GOAL:
Lay out every line of the material below as a Markdown table with two columns, Row and Line, giving each line a row number and leaving out blank lines.

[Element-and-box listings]
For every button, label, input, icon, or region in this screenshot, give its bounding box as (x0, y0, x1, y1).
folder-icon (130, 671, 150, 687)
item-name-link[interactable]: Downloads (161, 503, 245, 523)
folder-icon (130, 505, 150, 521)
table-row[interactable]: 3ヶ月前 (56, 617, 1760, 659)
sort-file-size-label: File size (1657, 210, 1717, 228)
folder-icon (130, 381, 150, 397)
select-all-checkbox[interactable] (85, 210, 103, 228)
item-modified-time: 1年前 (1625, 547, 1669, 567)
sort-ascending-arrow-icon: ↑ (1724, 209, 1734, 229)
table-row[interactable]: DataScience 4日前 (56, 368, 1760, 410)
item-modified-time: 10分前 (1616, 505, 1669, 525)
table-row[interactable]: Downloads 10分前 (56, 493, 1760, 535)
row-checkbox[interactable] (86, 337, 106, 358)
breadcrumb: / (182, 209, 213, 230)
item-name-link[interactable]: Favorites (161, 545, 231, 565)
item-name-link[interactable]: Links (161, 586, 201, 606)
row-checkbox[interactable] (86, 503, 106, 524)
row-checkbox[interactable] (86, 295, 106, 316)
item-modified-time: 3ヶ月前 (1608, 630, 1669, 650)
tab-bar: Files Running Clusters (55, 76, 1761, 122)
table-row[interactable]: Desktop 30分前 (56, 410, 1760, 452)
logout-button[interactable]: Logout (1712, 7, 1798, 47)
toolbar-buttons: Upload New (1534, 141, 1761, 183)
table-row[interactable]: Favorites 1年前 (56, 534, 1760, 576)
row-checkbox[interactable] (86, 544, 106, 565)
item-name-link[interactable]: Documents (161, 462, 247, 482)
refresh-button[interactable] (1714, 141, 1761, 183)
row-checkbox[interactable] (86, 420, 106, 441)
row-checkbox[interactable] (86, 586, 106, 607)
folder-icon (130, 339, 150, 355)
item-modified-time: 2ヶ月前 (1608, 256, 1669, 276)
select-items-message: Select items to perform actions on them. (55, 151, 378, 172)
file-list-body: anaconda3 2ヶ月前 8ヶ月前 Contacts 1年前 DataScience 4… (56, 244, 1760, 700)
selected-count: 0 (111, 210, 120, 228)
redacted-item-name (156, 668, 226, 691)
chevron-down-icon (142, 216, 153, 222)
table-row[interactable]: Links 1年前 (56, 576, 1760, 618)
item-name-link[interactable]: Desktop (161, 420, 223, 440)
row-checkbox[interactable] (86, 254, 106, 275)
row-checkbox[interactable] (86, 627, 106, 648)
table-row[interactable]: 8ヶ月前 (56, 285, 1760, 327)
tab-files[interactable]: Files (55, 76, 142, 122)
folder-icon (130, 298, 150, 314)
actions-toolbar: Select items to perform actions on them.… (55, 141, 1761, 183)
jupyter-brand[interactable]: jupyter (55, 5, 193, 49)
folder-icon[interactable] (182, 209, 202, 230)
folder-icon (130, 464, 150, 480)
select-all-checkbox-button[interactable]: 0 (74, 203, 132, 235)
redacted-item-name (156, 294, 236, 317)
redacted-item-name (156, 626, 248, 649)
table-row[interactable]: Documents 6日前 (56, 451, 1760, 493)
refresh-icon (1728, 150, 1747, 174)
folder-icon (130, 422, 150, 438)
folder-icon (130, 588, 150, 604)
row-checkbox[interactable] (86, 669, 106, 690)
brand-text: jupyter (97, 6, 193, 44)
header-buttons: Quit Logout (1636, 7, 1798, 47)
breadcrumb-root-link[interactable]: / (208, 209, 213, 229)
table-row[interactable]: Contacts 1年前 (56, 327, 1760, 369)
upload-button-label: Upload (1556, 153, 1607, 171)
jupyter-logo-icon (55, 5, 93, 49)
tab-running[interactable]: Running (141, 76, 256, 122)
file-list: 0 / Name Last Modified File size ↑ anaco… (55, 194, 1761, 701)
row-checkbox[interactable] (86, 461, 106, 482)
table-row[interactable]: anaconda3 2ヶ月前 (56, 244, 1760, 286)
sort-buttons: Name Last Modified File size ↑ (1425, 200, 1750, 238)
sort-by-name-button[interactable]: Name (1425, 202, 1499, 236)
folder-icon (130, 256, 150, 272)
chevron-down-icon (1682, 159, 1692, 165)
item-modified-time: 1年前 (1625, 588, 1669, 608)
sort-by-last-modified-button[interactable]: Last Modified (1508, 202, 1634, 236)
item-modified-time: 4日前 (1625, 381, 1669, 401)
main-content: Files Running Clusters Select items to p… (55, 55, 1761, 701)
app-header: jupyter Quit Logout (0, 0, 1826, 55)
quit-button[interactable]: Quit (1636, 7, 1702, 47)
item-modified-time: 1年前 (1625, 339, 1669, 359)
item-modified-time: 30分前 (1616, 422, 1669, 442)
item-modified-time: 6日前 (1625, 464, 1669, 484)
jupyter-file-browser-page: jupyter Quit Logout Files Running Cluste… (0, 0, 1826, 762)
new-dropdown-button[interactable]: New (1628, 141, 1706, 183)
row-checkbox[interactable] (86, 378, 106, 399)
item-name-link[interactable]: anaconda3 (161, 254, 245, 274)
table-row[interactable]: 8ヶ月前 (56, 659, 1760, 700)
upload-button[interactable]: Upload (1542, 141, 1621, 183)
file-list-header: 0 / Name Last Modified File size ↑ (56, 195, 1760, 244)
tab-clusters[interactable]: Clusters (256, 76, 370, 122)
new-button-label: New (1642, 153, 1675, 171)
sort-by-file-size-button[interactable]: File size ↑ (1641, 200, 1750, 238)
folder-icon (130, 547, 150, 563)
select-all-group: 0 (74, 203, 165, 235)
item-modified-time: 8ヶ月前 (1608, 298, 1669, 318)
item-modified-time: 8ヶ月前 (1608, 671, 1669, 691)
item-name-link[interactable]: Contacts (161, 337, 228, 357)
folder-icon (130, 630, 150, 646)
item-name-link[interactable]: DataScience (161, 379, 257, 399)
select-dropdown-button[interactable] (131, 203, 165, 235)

THE RESPONSE:
| Row | Line |
|---|---|
| 1 | For every button, label, input, icon, or region in this screenshot, give its bounding box as (x0, y0, x1, y1). |
| 2 | folder-icon (130, 671, 150, 687) |
| 3 | item-name-link[interactable]: Downloads (161, 503, 245, 523) |
| 4 | folder-icon (130, 505, 150, 521) |
| 5 | table-row[interactable]: 3ヶ月前 (56, 617, 1760, 659) |
| 6 | sort-file-size-label: File size (1657, 210, 1717, 228) |
| 7 | folder-icon (130, 381, 150, 397) |
| 8 | select-all-checkbox[interactable] (85, 210, 103, 228) |
| 9 | item-modified-time: 1年前 (1625, 547, 1669, 567) |
| 10 | sort-ascending-arrow-icon: ↑ (1724, 209, 1734, 229) |
| 11 | table-row[interactable]: DataScience 4日前 (56, 368, 1760, 410) |
| 12 | item-modified-time: 10分前 (1616, 505, 1669, 525) |
| 13 | table-row[interactable]: Downloads 10分前 (56, 493, 1760, 535) |
| 14 | row-checkbox[interactable] (86, 337, 106, 358) |
| 15 | breadcrumb: / (182, 209, 213, 230) |
| 16 | item-name-link[interactable]: Favorites (161, 545, 231, 565) |
| 17 | item-name-link[interactable]: Links (161, 586, 201, 606) |
| 18 | row-checkbox[interactable] (86, 503, 106, 524) |
| 19 | row-checkbox[interactable] (86, 295, 106, 316) |
| 20 | item-modified-time: 3ヶ月前 (1608, 630, 1669, 650) |
| 21 | tab-bar: Files Running Clusters (55, 76, 1761, 122) |
| 22 | table-row[interactable]: Desktop 30分前 (56, 410, 1760, 452) |
| 23 | logout-button[interactable]: Logout (1712, 7, 1798, 47) |
| 24 | toolbar-buttons: Upload New (1534, 141, 1761, 183) |
| 25 | table-row[interactable]: Favorites 1年前 (56, 534, 1760, 576) |
| 26 | row-checkbox[interactable] (86, 544, 106, 565) |
| 27 | item-name-link[interactable]: Documents (161, 462, 247, 482) |
| 28 | refresh-button[interactable] (1714, 141, 1761, 183) |
| 29 | row-checkbox[interactable] (86, 420, 106, 441) |
| 30 | row-checkbox[interactable] (86, 586, 106, 607) |
| 31 | folder-icon (130, 339, 150, 355) |
| 32 | item-modified-time: 2ヶ月前 (1608, 256, 1669, 276) |
| 33 | select-items-message: Select items to perform actions on them. (55, 151, 378, 172) |
| 34 | file-list-body: anaconda3 2ヶ月前 8ヶ月前 Contacts 1年前 DataScience 4… (56, 244, 1760, 700) |
| 35 | selected-count: 0 (111, 210, 120, 228) |
| 36 | redacted-item-name (156, 668, 226, 691) |
| 37 | chevron-down-icon (142, 216, 153, 222) |
| 38 | table-row[interactable]: Links 1年前 (56, 576, 1760, 618) |
| 39 | item-name-link[interactable]: Desktop (161, 420, 223, 440) |
| 40 | row-checkbox[interactable] (86, 254, 106, 275) |
| 41 | row-checkbox[interactable] (86, 627, 106, 648) |
| 42 | table-row[interactable]: 8ヶ月前 (56, 285, 1760, 327) |
| 43 | tab-files[interactable]: Files (55, 76, 142, 122) |
| 44 | folder-icon (130, 298, 150, 314) |
| 45 | actions-toolbar: Select items to perform actions on them.… (55, 141, 1761, 183) |
| 46 | jupyter-brand[interactable]: jupyter (55, 5, 193, 49) |
| 47 | folder-icon[interactable] (182, 209, 202, 230) |
| 48 | folder-icon (130, 464, 150, 480) |
| 49 | select-all-checkbox-button[interactable]: 0 (74, 203, 132, 235) |
| 50 | redacted-item-name (156, 294, 236, 317) |
| 51 | redacted-item-name (156, 626, 248, 649) |
| 52 | table-row[interactable]: Documents 6日前 (56, 451, 1760, 493) |
| 53 | refresh-icon (1728, 150, 1747, 174) |
| 54 | folder-icon (130, 422, 150, 438) |
| 55 | folder-icon (130, 588, 150, 604) |
| 56 | row-checkbox[interactable] (86, 669, 106, 690) |
| 57 | brand-text: jupyter (97, 6, 193, 44) |
| 58 | header-buttons: Quit Logout (1636, 7, 1798, 47) |
| 59 | breadcrumb-root-link[interactable]: / (208, 209, 213, 229) |
| 60 | table-row[interactable]: Contacts 1年前 (56, 327, 1760, 369) |
| 61 | upload-button-label: Upload (1556, 153, 1607, 171) |
| 62 | jupyter-logo-icon (55, 5, 93, 49) |
| 63 | tab-running[interactable]: Running (141, 76, 256, 122) |
| 64 | file-list: 0 / Name Last Modified File size ↑ anaco… (55, 194, 1761, 701) |
| 65 | row-checkbox[interactable] (86, 461, 106, 482) |
| 66 | table-row[interactable]: anaconda3 2ヶ月前 (56, 244, 1760, 286) |
| 67 | sort-buttons: Name Last Modified File size ↑ (1425, 200, 1750, 238) |
| 68 | sort-by-name-button[interactable]: Name (1425, 202, 1499, 236) |
| 69 | folder-icon (130, 256, 150, 272) |
| 70 | chevron-down-icon (1682, 159, 1692, 165) |
| 71 | item-modified-time: 1年前 (1625, 588, 1669, 608) |
| 72 | sort-by-last-modified-button[interactable]: Last Modified (1508, 202, 1634, 236) |
| 73 | item-modified-time: 4日前 (1625, 381, 1669, 401) |
| 74 | main-content: Files Running Clusters Select items to p… (55, 55, 1761, 701) |
| 75 | app-header: jupyter Quit Logout (0, 0, 1826, 55) |
| 76 | quit-button[interactable]: Quit (1636, 7, 1702, 47) |
| 77 | item-modified-time: 1年前 (1625, 339, 1669, 359) |
| 78 | item-modified-time: 30分前 (1616, 422, 1669, 442) |
| 79 | item-modified-time: 6日前 (1625, 464, 1669, 484) |
| 80 | jupyter-file-browser-page: jupyter Quit Logout Files Running Cluste… (0, 0, 1826, 762) |
| 81 | new-dropdown-button[interactable]: New (1628, 141, 1706, 183) |
| 82 | row-checkbox[interactable] (86, 378, 106, 399) |
| 83 | item-name-link[interactable]: anaconda3 (161, 254, 245, 274) |
| 84 | table-row[interactable]: 8ヶ月前 (56, 659, 1760, 700) |
| 85 | upload-button[interactable]: Upload (1542, 141, 1621, 183) |
| 86 | file-list-header: 0 / Name Last Modified File size ↑ (56, 195, 1760, 244) |
| 87 | tab-clusters[interactable]: Clusters (256, 76, 370, 122) |
| 88 | new-button-label: New (1642, 153, 1675, 171) |
| 89 | sort-by-file-size-button[interactable]: File size ↑ (1641, 200, 1750, 238) |
| 90 | folder-icon (130, 547, 150, 563) |
| 91 | select-all-group: 0 (74, 203, 165, 235) |
| 92 | item-modified-time: 8ヶ月前 (1608, 298, 1669, 318) |
| 93 | item-modified-time: 8ヶ月前 (1608, 671, 1669, 691) |
| 94 | item-name-link[interactable]: Contacts (161, 337, 228, 357) |
| 95 | folder-icon (130, 630, 150, 646) |
| 96 | item-name-link[interactable]: DataScience (161, 379, 257, 399) |
| 97 | select-dropdown-button[interactable] (131, 203, 165, 235) |